What is asked: Pick out and copy every line below that has the word "JSON".

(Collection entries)
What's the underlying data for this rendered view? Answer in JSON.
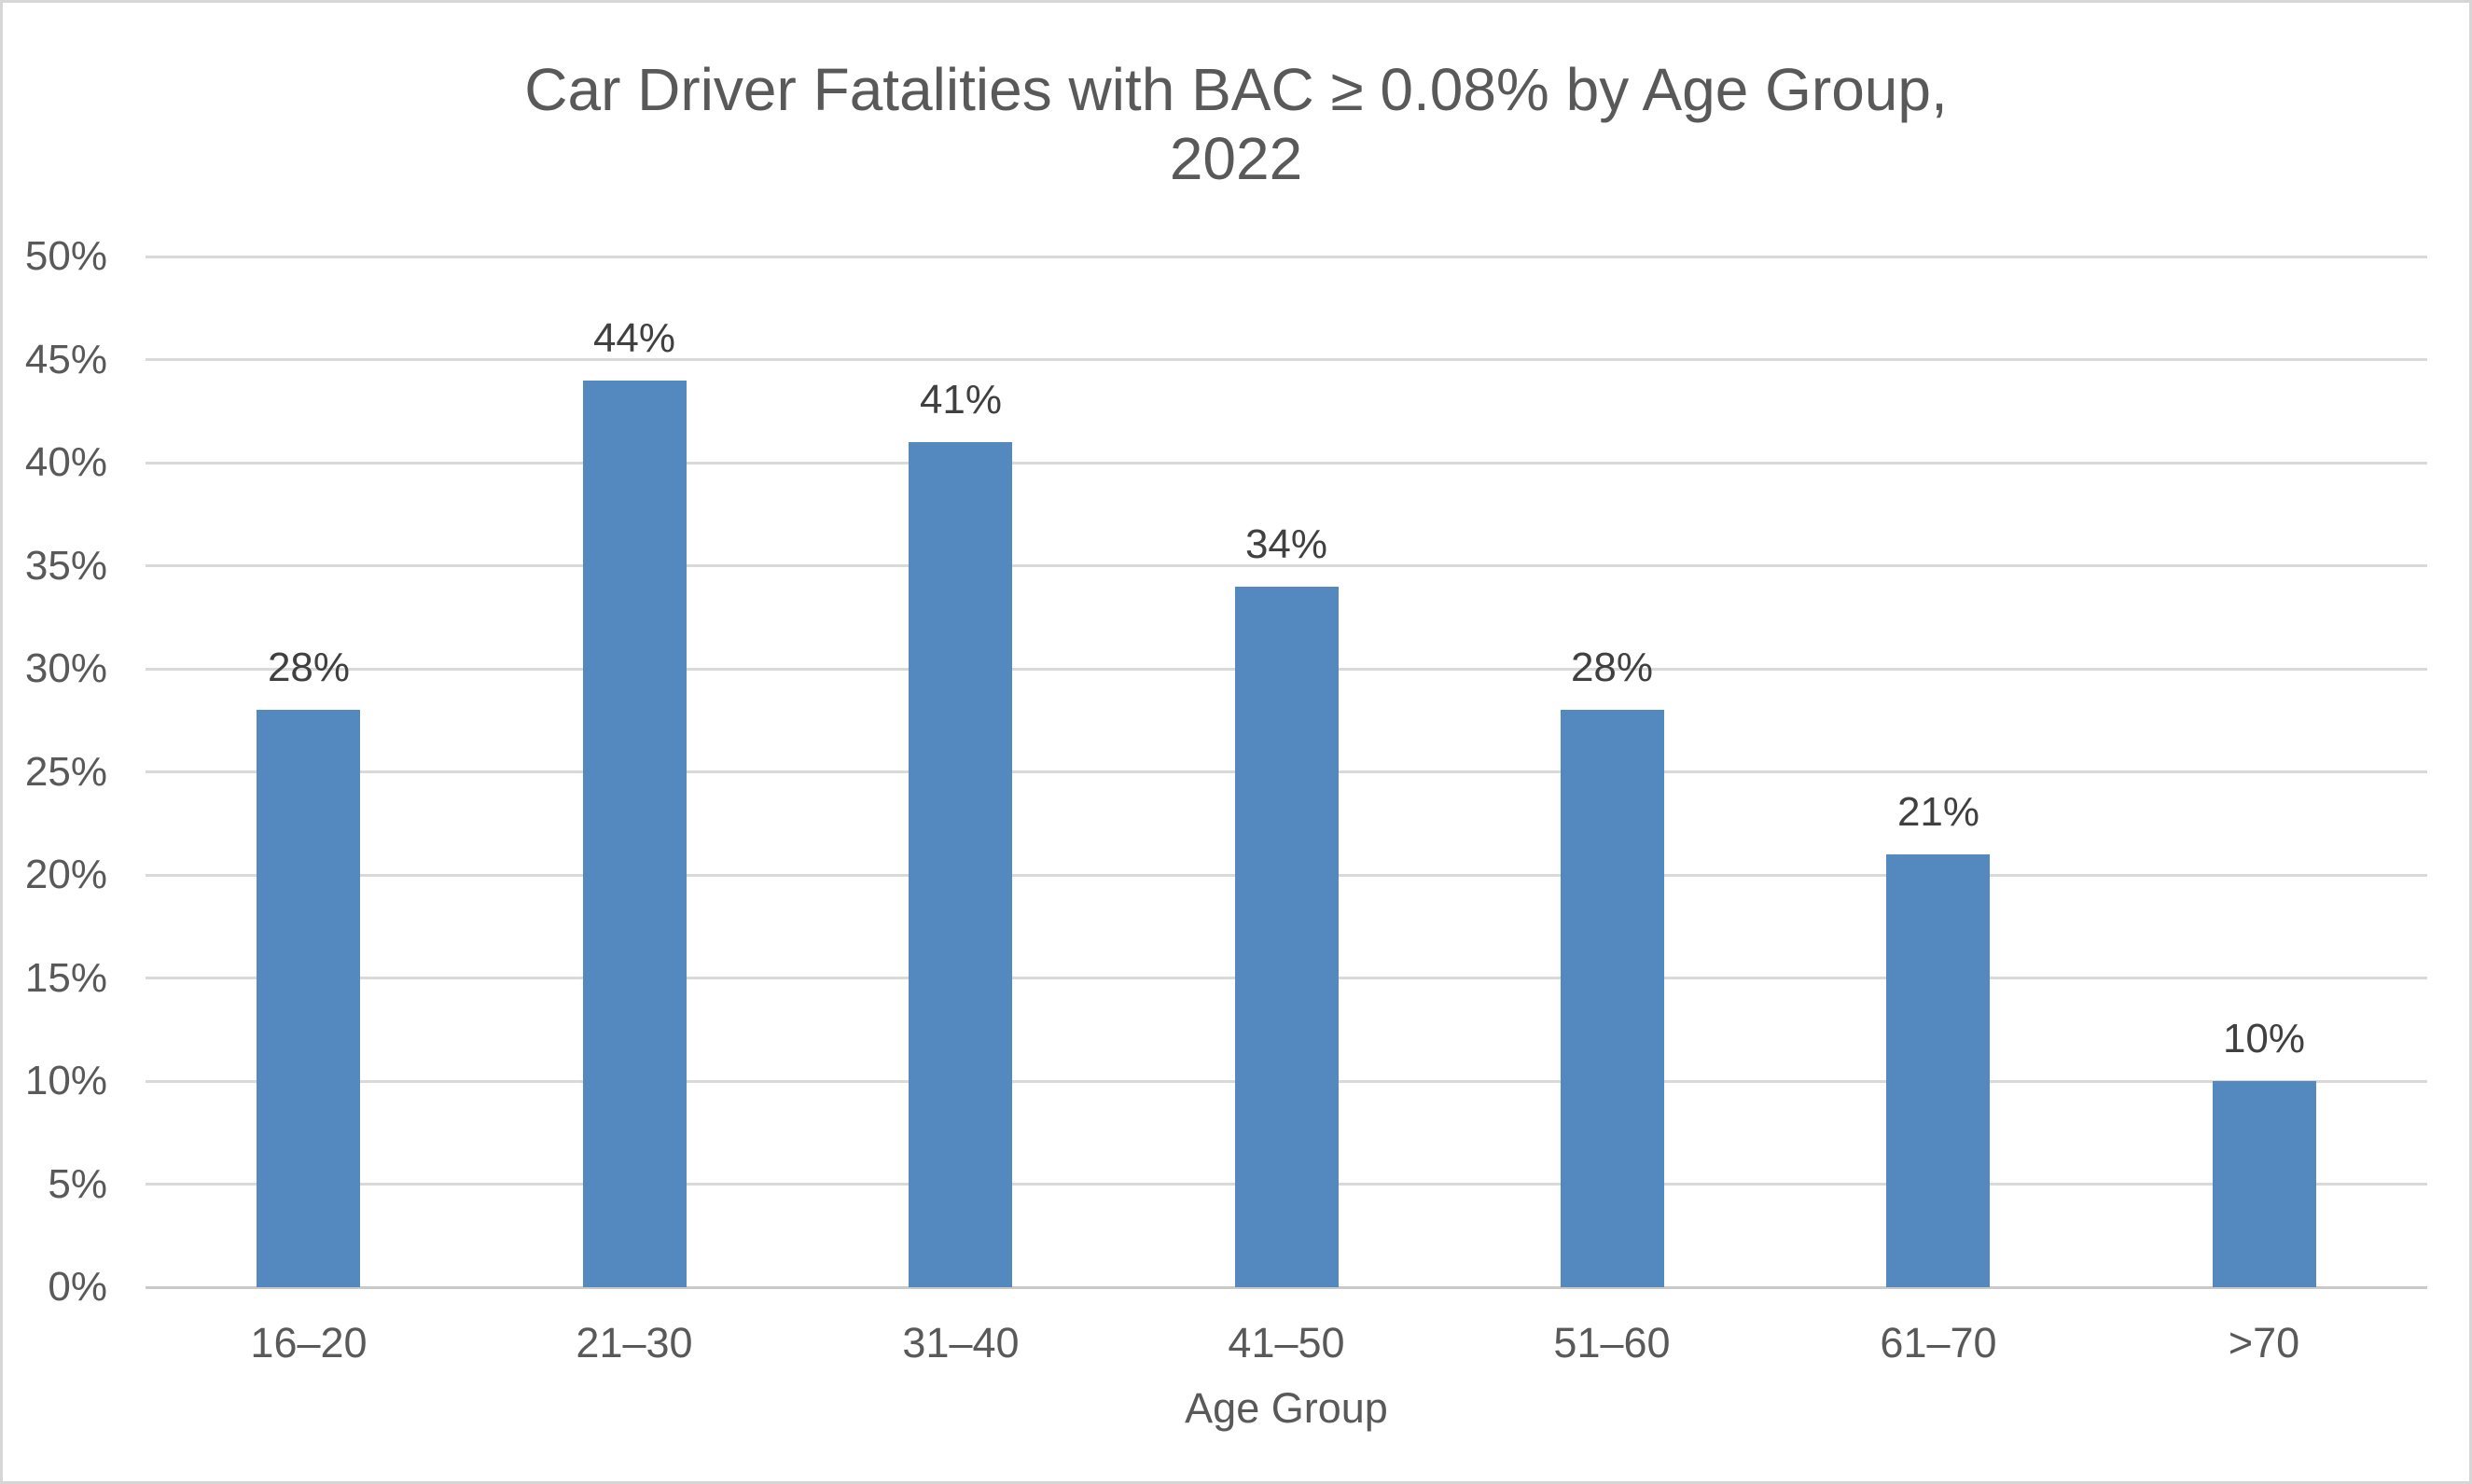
{
  "header": {
    "line1": "Car Driver Fatalities with BAC ≥ 0.08% by Age Group,",
    "line2": "2022"
  },
  "chart_data": {
    "type": "bar",
    "title": "Car Driver Fatalities with BAC ≥ 0.08% by Age Group, 2022",
    "categories": [
      "16–20",
      "21–30",
      "31–40",
      "41–50",
      "51–60",
      "61–70",
      ">70"
    ],
    "values": [
      28,
      44,
      41,
      34,
      28,
      21,
      10
    ],
    "value_labels": [
      "28%",
      "44%",
      "41%",
      "34%",
      "28%",
      "21%",
      "10%"
    ],
    "xlabel": "Age Group",
    "ylabel": "",
    "ylim": [
      0,
      50
    ],
    "ytick_step": 5,
    "ytick_labels": [
      "0%",
      "5%",
      "10%",
      "15%",
      "20%",
      "25%",
      "30%",
      "35%",
      "40%",
      "45%",
      "50%"
    ],
    "grid": "horizontal",
    "legend": "none",
    "bar_color": "#5389be",
    "gridline_color": "#d9d9d9",
    "axis_line_color": "#c9c9c9",
    "title_color": "#595959",
    "tick_label_color": "#595959",
    "data_label_color": "#404040"
  }
}
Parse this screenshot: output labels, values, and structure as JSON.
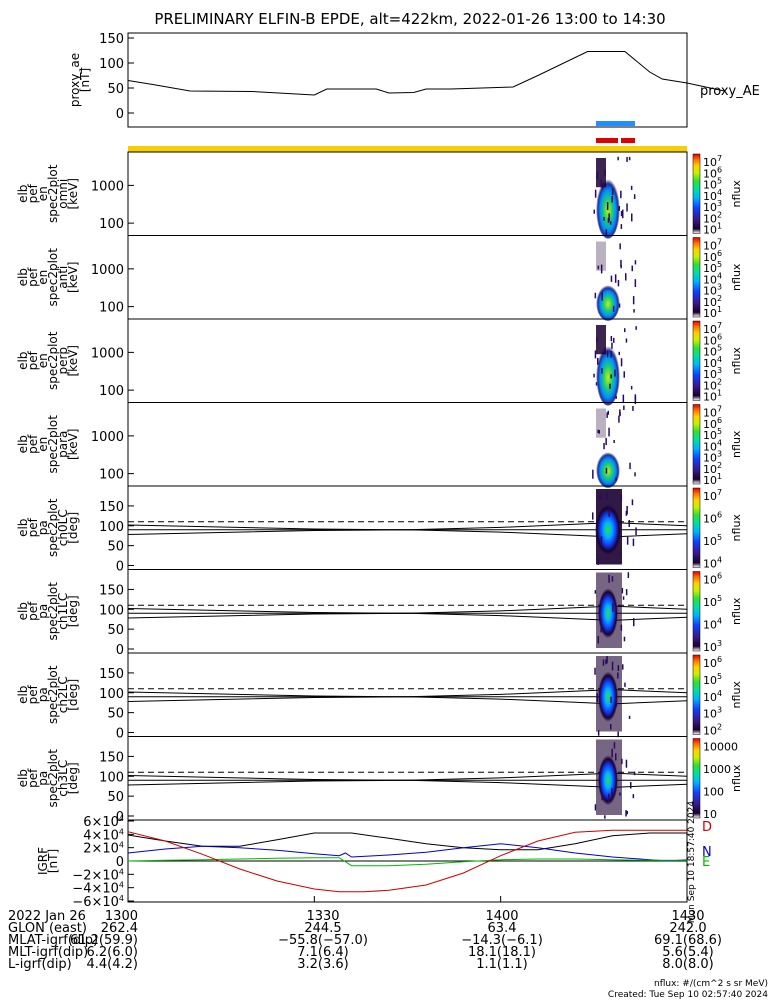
{
  "title": "PRELIMINARY ELFIN-B EPDE, alt=422km, 2022-01-26 13:00 to 14:30",
  "proxy_ae": {
    "ylabel_lines": [
      "proxy_ae",
      "[nT]"
    ],
    "yticks": [
      "150",
      "100",
      "50",
      "0"
    ],
    "legend": "proxy_AE",
    "ylim": [
      0,
      150
    ],
    "series": {
      "name": "proxy_AE",
      "t": [
        0,
        4,
        10,
        20,
        30,
        32,
        40,
        42,
        46,
        48,
        52,
        62,
        66,
        74,
        80,
        84,
        86,
        90,
        96
      ],
      "values": [
        65,
        57,
        44,
        43,
        36,
        48,
        48,
        40,
        41,
        48,
        48,
        52,
        75,
        123,
        123,
        82,
        68,
        60,
        44
      ]
    }
  },
  "bars": {
    "blue_color": "#1e90ff",
    "red_color": "#e00000",
    "yellow_color": "#f5d000"
  },
  "spectrogram_panels": [
    {
      "kind": "energy",
      "ylabel_lines": [
        "elb",
        "pef",
        "en",
        "spec2plot",
        "omni",
        "[keV]"
      ],
      "yticks": [
        "1000",
        "100"
      ],
      "cbar": {
        "ticks": [
          "10^7",
          "10^6",
          "10^5",
          "10^4",
          "10^3",
          "10^2",
          "10^1"
        ],
        "label": "nflux"
      }
    },
    {
      "kind": "energy",
      "ylabel_lines": [
        "elb",
        "pef",
        "en",
        "spec2plot",
        "anti",
        "[keV]"
      ],
      "yticks": [
        "1000",
        "100"
      ],
      "cbar": {
        "ticks": [
          "10^7",
          "10^6",
          "10^5",
          "10^4",
          "10^3",
          "10^2",
          "10^1"
        ],
        "label": "nflux"
      }
    },
    {
      "kind": "energy",
      "ylabel_lines": [
        "elb",
        "pef",
        "en",
        "spec2plot",
        "perp",
        "[keV]"
      ],
      "yticks": [
        "1000",
        "100"
      ],
      "cbar": {
        "ticks": [
          "10^7",
          "10^6",
          "10^5",
          "10^4",
          "10^3",
          "10^2",
          "10^1"
        ],
        "label": "nflux"
      }
    },
    {
      "kind": "energy",
      "ylabel_lines": [
        "elb",
        "pef",
        "en",
        "spec2plot",
        "para",
        "[keV]"
      ],
      "yticks": [
        "1000",
        "100"
      ],
      "cbar": {
        "ticks": [
          "10^7",
          "10^6",
          "10^5",
          "10^4",
          "10^3",
          "10^2",
          "10^1"
        ],
        "label": "nflux"
      }
    },
    {
      "kind": "pa",
      "ylabel_lines": [
        "elb",
        "pef",
        "pa",
        "spec2plot",
        "ch0LC",
        "[deg]"
      ],
      "yticks": [
        "150",
        "100",
        "50",
        "0"
      ],
      "cbar": {
        "ticks": [
          "10^7",
          "10^6",
          "10^5",
          "10^4"
        ],
        "label": "nflux"
      }
    },
    {
      "kind": "pa",
      "ylabel_lines": [
        "elb",
        "pef",
        "pa",
        "spec2plot",
        "ch1LC",
        "[deg]"
      ],
      "yticks": [
        "150",
        "100",
        "50",
        "0"
      ],
      "cbar": {
        "ticks": [
          "10^6",
          "10^5",
          "10^4",
          "10^3"
        ],
        "label": "nflux"
      }
    },
    {
      "kind": "pa",
      "ylabel_lines": [
        "elb",
        "pef",
        "pa",
        "spec2plot",
        "ch2LC",
        "[deg]"
      ],
      "yticks": [
        "150",
        "100",
        "50",
        "0"
      ],
      "cbar": {
        "ticks": [
          "10^6",
          "10^5",
          "10^4",
          "10^3",
          "10^2"
        ],
        "label": "nflux"
      }
    },
    {
      "kind": "pa",
      "ylabel_lines": [
        "elb",
        "pef",
        "pa",
        "spec2plot",
        "ch3LC",
        "[deg]"
      ],
      "yticks": [
        "150",
        "100",
        "50",
        "0"
      ],
      "cbar": {
        "ticks": [
          "10000",
          "1000",
          "100",
          "10"
        ],
        "label": "nflux"
      }
    }
  ],
  "igrf": {
    "ylabel_lines": [
      "IGRF",
      "[nT]"
    ],
    "yticks": [
      "6×10^4",
      "4×10^4",
      "2×10^4",
      "0",
      "−2×10^4",
      "−4×10^4",
      "−6×10^4"
    ],
    "ylim": [
      -60000,
      60000
    ],
    "side_labels": [
      "D",
      "N",
      "E"
    ],
    "stamp": "Mon Sep 10 18:57:40 2024",
    "series": [
      {
        "name": "D",
        "color": "#000000",
        "t": [
          0,
          6,
          12,
          18,
          24,
          30,
          36,
          42,
          48,
          54,
          60,
          66,
          72,
          78,
          84,
          90
        ],
        "values": [
          39000,
          30000,
          22000,
          22000,
          32000,
          42000,
          42000,
          34000,
          26000,
          20000,
          17000,
          17000,
          26000,
          38000,
          42000,
          42000
        ]
      },
      {
        "name": "N",
        "color": "#0000cc",
        "t": [
          0,
          6,
          12,
          18,
          24,
          30,
          34,
          35,
          36,
          42,
          48,
          54,
          60,
          66,
          72,
          78,
          84,
          87,
          90
        ],
        "values": [
          12000,
          18000,
          22000,
          20000,
          16000,
          11000,
          8000,
          12000,
          6000,
          9000,
          13000,
          20000,
          26000,
          20000,
          12000,
          6000,
          2000,
          0,
          2000
        ]
      },
      {
        "name": "E",
        "color": "#00bb00",
        "t": [
          0,
          6,
          12,
          18,
          24,
          30,
          34,
          36,
          42,
          48,
          54,
          60,
          66,
          72,
          78,
          84,
          90
        ],
        "values": [
          0,
          1000,
          2000,
          3000,
          4000,
          5000,
          5000,
          -7000,
          -7000,
          -5000,
          -1000,
          2000,
          3000,
          3000,
          2000,
          1000,
          1000
        ]
      },
      {
        "name": "",
        "color": "#cc0000",
        "t": [
          0,
          6,
          12,
          18,
          24,
          30,
          34,
          38,
          42,
          48,
          54,
          60,
          66,
          72,
          78,
          84,
          90
        ],
        "values": [
          44000,
          30000,
          10000,
          -12000,
          -30000,
          -42000,
          -46000,
          -46000,
          -44000,
          -36000,
          -18000,
          8000,
          30000,
          43000,
          46000,
          46000,
          46000
        ]
      }
    ]
  },
  "footer": {
    "rows": [
      {
        "label": "2022 Jan 26",
        "vals": [
          "1300",
          "1330",
          "1400",
          "1430"
        ]
      },
      {
        "label": "GLON (east)",
        "vals": [
          "262.4",
          "244.5",
          "63.4",
          "242.0"
        ]
      },
      {
        "label": "MLAT-igrf(dip)",
        "vals": [
          "61.2(59.9)",
          "−55.8(−57.0)",
          "−14.3(−6.1)",
          "69.1(68.6)"
        ]
      },
      {
        "label": "MLT-igrf(dip)",
        "vals": [
          "6.2(6.0)",
          "7.1(6.4)",
          "18.1(18.1)",
          "5.6(5.4)"
        ]
      },
      {
        "label": "L-igrf(dip)",
        "vals": [
          "4.4(4.2)",
          "3.2(3.6)",
          "1.1(1.1)",
          "8.0(8.0)"
        ]
      }
    ],
    "note1": "nflux: #/(cm^2 s sr MeV)",
    "note2": "Created: Tue Sep 10 02:57:40 2024"
  }
}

Output:
What's the underlying data for this rendered view? Answer in JSON.
Parse this screenshot: output labels, values, and structure as JSON.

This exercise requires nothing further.